» What to work on:
Exactly reproduce each entry, leaving out nothing.

══════

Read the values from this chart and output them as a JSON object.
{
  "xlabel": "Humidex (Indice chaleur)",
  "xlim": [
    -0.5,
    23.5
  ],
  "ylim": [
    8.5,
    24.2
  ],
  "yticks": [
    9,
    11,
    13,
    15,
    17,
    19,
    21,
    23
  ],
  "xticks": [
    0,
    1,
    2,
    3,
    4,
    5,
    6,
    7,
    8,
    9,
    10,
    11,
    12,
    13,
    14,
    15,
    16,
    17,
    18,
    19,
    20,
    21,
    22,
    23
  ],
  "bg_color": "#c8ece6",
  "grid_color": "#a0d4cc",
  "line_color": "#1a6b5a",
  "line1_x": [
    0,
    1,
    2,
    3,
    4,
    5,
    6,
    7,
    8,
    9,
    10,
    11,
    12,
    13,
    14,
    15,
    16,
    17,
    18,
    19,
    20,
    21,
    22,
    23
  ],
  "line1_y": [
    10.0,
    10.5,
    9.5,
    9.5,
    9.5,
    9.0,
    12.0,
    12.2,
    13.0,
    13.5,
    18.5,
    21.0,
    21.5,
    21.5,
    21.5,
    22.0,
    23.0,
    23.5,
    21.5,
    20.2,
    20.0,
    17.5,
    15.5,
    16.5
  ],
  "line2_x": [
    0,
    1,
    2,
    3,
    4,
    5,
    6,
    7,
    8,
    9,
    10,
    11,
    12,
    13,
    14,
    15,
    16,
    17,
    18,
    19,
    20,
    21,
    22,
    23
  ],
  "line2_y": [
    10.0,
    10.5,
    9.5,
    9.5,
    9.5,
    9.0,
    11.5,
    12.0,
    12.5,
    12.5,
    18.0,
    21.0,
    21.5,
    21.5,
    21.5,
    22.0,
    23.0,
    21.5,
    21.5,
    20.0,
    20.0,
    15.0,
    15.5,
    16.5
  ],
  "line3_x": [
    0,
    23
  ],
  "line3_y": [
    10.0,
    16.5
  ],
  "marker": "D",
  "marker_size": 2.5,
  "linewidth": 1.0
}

══════

» Response:
Read the values from this chart and output them as a JSON object.
{
  "xlabel": "Humidex (Indice chaleur)",
  "xlim": [
    -0.5,
    23.5
  ],
  "ylim": [
    8.5,
    24.2
  ],
  "yticks": [
    9,
    11,
    13,
    15,
    17,
    19,
    21,
    23
  ],
  "xticks": [
    0,
    1,
    2,
    3,
    4,
    5,
    6,
    7,
    8,
    9,
    10,
    11,
    12,
    13,
    14,
    15,
    16,
    17,
    18,
    19,
    20,
    21,
    22,
    23
  ],
  "bg_color": "#c8ece6",
  "grid_color": "#a0d4cc",
  "line_color": "#1a6b5a",
  "line1_x": [
    0,
    1,
    2,
    3,
    4,
    5,
    6,
    7,
    8,
    9,
    10,
    11,
    12,
    13,
    14,
    15,
    16,
    17,
    18,
    19,
    20,
    21,
    22,
    23
  ],
  "line1_y": [
    10.0,
    10.5,
    9.5,
    9.5,
    9.5,
    9.0,
    12.0,
    12.2,
    13.0,
    13.5,
    18.5,
    21.0,
    21.5,
    21.5,
    21.5,
    22.0,
    23.0,
    23.5,
    21.5,
    20.2,
    20.0,
    17.5,
    15.5,
    16.5
  ],
  "line2_x": [
    0,
    1,
    2,
    3,
    4,
    5,
    6,
    7,
    8,
    9,
    10,
    11,
    12,
    13,
    14,
    15,
    16,
    17,
    18,
    19,
    20,
    21,
    22,
    23
  ],
  "line2_y": [
    10.0,
    10.5,
    9.5,
    9.5,
    9.5,
    9.0,
    11.5,
    12.0,
    12.5,
    12.5,
    18.0,
    21.0,
    21.5,
    21.5,
    21.5,
    22.0,
    23.0,
    21.5,
    21.5,
    20.0,
    20.0,
    15.0,
    15.5,
    16.5
  ],
  "line3_x": [
    0,
    23
  ],
  "line3_y": [
    10.0,
    16.5
  ],
  "marker": "D",
  "marker_size": 2.5,
  "linewidth": 1.0
}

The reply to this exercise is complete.